• **What the task requires**: Check each line of the records below for the string "ylabel", then state how many lines contain it, with no other output.

• **Supplied information**:
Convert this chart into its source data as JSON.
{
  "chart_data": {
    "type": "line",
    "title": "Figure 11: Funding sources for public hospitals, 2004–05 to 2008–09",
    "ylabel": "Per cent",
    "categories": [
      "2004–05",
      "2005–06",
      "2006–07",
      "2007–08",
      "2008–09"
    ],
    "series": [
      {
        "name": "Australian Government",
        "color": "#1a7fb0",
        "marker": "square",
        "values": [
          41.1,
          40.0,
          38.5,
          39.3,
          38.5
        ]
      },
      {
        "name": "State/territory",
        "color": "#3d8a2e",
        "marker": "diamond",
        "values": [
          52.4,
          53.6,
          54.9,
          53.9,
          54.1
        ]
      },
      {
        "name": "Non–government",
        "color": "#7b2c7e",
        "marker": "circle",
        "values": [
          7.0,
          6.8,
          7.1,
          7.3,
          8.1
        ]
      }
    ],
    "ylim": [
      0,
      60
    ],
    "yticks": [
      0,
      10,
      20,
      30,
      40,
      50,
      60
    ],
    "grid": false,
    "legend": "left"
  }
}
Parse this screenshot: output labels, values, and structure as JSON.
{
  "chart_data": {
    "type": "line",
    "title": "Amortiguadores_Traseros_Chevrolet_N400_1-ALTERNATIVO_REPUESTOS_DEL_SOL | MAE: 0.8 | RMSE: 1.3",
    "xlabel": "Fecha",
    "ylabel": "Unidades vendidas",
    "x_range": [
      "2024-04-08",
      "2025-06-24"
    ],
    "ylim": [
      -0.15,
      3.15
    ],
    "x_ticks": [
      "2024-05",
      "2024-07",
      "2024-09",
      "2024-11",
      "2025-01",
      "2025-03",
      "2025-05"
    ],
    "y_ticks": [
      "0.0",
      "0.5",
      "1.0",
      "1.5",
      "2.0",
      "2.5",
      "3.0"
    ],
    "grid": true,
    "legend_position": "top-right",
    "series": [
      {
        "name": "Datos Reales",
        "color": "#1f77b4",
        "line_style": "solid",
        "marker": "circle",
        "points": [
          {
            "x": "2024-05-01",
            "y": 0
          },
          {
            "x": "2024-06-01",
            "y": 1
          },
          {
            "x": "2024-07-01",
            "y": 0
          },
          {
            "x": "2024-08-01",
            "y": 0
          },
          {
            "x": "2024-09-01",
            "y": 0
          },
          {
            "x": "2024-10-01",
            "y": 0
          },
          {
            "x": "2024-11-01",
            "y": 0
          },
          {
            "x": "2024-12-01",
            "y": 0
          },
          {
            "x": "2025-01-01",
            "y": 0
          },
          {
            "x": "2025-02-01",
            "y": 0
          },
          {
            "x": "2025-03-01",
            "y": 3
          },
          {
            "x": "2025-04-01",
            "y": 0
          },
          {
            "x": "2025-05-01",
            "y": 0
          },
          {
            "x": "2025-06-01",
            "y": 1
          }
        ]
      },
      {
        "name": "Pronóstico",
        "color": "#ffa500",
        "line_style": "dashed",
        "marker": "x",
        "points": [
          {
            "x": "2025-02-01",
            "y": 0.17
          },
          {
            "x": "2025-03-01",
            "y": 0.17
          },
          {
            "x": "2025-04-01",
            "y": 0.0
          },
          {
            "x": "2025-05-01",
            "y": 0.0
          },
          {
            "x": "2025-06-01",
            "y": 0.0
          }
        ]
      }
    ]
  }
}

• **Answer to this task**: 2